### Material for this task
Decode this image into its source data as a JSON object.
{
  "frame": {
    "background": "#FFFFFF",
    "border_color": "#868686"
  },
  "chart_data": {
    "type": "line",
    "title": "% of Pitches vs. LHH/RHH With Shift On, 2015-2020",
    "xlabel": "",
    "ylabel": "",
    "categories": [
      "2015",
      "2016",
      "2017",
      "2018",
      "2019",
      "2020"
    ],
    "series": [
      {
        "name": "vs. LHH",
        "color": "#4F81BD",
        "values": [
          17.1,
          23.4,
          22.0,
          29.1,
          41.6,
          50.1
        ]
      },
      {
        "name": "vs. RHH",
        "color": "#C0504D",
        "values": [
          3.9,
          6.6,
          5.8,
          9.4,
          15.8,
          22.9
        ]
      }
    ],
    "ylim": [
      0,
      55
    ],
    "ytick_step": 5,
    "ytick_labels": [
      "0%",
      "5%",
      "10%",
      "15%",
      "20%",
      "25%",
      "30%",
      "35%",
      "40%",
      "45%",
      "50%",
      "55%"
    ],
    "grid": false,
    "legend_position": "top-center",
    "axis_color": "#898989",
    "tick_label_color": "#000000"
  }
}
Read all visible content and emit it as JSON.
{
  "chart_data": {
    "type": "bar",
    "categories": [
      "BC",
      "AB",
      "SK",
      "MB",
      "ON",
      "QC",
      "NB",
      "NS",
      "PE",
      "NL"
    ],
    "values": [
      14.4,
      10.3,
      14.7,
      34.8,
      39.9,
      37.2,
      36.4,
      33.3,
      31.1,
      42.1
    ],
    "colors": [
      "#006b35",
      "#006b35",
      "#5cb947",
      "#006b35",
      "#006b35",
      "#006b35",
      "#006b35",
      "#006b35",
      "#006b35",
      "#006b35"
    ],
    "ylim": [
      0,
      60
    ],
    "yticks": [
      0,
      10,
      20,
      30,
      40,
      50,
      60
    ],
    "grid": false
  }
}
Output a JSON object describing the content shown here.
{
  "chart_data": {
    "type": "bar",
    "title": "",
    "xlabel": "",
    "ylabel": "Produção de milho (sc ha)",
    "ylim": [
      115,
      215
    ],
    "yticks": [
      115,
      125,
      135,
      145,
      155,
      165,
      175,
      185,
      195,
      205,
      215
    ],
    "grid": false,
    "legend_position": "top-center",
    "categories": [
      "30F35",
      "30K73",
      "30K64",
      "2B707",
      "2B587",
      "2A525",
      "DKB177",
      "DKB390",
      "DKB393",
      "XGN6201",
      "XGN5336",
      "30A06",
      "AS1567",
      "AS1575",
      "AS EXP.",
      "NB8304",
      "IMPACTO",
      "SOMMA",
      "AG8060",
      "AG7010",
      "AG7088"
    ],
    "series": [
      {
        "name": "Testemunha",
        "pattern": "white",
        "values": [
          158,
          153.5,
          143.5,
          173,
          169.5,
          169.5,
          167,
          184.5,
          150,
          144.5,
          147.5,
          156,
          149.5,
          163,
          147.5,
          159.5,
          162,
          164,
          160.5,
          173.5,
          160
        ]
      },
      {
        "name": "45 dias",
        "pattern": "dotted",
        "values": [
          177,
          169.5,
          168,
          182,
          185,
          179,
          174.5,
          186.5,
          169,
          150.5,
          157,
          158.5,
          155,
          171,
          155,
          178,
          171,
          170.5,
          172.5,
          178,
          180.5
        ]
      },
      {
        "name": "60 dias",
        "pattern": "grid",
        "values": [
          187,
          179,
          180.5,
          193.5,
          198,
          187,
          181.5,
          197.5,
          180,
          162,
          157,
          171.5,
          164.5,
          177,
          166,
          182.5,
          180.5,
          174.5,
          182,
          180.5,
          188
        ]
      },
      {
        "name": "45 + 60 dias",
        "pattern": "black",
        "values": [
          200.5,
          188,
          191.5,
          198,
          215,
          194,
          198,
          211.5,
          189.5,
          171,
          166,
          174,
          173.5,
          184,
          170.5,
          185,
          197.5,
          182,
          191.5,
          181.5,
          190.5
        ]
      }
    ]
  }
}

### Exercise brief
Copy all lines of the listing above that contain the string "grid".

### Correct answer
    "grid": false,
    "grid": false
    "grid": false,
        "pattern": "grid",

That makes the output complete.